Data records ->

================

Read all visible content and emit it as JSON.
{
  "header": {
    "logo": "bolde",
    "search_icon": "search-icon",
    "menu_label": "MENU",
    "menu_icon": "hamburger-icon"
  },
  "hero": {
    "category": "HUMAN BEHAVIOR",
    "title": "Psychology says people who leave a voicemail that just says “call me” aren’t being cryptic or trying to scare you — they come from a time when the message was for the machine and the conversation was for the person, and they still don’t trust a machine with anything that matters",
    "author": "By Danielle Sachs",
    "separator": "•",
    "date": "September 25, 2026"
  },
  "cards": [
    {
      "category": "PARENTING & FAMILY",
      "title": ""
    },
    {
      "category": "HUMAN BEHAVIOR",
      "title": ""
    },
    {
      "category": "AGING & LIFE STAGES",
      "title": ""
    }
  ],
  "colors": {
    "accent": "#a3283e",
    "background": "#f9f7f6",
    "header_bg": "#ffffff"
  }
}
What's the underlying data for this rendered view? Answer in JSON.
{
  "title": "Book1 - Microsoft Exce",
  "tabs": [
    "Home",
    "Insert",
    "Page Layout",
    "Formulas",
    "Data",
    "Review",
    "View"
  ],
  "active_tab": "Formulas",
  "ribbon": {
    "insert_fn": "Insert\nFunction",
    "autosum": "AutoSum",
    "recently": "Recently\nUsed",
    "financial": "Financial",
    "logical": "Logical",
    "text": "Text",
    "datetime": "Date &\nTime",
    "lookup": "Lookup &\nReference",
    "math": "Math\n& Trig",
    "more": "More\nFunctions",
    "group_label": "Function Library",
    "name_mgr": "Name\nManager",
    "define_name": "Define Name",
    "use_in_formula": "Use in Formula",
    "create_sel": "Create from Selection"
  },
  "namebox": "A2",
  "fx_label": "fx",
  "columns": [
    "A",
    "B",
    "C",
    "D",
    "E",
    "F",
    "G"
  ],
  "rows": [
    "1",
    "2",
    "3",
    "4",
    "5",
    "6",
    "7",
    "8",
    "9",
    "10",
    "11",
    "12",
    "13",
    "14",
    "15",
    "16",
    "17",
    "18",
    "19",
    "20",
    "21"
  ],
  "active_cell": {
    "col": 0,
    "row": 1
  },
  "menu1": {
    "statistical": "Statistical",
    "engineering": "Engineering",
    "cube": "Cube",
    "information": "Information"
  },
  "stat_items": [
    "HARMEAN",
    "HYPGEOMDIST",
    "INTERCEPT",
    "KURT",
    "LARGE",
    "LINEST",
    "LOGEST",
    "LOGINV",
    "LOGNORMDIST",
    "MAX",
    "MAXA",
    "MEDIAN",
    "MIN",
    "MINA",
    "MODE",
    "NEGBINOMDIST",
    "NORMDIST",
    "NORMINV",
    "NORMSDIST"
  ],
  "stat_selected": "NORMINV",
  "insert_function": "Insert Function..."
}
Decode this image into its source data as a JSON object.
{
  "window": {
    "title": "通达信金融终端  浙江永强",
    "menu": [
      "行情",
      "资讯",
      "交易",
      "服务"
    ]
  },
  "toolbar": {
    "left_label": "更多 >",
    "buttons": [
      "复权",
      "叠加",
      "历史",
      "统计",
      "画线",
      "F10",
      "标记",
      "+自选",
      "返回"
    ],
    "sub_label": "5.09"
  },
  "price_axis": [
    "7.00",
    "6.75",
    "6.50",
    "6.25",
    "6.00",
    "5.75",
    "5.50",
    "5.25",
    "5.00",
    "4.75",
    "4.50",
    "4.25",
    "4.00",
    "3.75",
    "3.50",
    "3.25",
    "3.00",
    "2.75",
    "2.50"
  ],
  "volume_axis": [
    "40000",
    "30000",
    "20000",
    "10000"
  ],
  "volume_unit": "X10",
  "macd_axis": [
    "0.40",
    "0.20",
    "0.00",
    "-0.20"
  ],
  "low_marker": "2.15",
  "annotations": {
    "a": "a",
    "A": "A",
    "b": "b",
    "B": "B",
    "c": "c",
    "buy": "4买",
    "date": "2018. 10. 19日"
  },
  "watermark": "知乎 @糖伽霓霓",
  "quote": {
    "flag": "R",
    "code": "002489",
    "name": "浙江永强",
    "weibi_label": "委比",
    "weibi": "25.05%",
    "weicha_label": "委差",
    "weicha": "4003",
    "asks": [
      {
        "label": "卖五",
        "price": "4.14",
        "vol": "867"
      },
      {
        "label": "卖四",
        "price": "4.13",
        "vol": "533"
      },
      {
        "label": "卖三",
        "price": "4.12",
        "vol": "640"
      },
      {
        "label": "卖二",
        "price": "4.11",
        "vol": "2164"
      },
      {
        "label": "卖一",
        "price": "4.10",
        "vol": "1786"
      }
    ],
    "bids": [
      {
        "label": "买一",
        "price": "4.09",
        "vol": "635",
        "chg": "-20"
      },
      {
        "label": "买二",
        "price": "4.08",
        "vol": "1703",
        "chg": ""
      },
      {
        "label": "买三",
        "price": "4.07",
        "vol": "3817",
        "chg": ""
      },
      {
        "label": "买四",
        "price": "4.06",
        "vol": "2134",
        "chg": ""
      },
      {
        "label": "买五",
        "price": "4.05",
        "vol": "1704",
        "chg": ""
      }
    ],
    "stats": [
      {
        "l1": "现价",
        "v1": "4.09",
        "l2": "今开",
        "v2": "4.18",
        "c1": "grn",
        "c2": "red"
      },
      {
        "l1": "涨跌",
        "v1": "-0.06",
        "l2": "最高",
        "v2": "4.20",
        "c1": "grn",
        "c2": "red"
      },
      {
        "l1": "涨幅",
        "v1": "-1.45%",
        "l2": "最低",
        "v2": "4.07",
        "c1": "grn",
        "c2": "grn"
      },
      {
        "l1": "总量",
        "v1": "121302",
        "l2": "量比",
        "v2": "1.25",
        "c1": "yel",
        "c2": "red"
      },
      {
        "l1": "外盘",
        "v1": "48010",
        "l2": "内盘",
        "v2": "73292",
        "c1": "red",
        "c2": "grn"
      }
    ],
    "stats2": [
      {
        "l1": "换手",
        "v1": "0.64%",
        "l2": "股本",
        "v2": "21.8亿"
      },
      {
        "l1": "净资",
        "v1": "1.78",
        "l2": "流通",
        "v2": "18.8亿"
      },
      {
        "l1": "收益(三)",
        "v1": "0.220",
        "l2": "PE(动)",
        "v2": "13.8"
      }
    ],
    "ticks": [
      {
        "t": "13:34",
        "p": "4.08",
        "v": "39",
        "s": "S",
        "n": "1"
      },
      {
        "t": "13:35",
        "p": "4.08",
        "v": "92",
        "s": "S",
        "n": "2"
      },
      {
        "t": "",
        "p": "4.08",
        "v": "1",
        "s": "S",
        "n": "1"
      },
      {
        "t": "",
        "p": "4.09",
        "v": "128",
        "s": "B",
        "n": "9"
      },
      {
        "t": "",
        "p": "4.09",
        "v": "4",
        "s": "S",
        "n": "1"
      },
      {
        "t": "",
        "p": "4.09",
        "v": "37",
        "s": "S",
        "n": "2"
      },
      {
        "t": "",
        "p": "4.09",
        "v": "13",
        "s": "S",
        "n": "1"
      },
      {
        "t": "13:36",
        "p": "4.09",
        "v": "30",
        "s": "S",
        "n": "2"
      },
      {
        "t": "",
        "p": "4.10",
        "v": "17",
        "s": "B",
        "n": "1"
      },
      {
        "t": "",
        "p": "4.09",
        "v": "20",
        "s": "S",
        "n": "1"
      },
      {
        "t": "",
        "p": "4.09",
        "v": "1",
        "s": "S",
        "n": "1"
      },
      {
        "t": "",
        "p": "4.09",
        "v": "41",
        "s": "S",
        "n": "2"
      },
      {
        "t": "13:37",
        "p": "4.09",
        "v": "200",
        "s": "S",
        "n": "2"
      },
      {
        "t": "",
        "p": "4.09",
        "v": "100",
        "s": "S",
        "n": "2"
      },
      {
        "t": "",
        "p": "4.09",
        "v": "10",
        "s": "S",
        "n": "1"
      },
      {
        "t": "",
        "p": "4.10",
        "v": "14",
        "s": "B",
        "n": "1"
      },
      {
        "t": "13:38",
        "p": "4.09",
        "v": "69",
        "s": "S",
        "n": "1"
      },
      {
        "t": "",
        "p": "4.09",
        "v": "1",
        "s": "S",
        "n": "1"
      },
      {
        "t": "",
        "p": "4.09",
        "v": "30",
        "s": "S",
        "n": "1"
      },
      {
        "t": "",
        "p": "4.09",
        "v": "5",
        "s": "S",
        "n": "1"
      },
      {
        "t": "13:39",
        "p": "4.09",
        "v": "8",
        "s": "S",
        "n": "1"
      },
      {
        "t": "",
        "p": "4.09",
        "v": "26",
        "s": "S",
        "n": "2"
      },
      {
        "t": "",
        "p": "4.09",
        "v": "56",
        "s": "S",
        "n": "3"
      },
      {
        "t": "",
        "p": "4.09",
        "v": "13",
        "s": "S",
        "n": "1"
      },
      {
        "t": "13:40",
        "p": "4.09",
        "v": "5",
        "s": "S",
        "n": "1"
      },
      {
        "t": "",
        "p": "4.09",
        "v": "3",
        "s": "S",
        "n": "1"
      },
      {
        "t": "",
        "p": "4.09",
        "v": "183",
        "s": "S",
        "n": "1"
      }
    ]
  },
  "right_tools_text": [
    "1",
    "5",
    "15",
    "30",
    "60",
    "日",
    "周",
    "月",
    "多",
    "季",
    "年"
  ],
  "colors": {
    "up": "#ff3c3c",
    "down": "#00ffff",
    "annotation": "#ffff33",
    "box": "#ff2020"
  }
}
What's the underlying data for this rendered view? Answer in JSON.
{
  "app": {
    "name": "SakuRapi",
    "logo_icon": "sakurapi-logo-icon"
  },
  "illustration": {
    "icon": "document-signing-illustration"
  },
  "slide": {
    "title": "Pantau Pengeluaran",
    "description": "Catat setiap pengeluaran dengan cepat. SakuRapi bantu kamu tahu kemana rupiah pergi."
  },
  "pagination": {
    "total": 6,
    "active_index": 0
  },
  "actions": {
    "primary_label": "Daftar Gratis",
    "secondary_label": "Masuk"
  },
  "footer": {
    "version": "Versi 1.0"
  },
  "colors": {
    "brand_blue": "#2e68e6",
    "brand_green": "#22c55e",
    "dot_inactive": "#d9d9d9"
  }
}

================

Tally every line of the data that holds the word "from" and write the count alone.

ANSWER TO THIS PROBLEM -> 2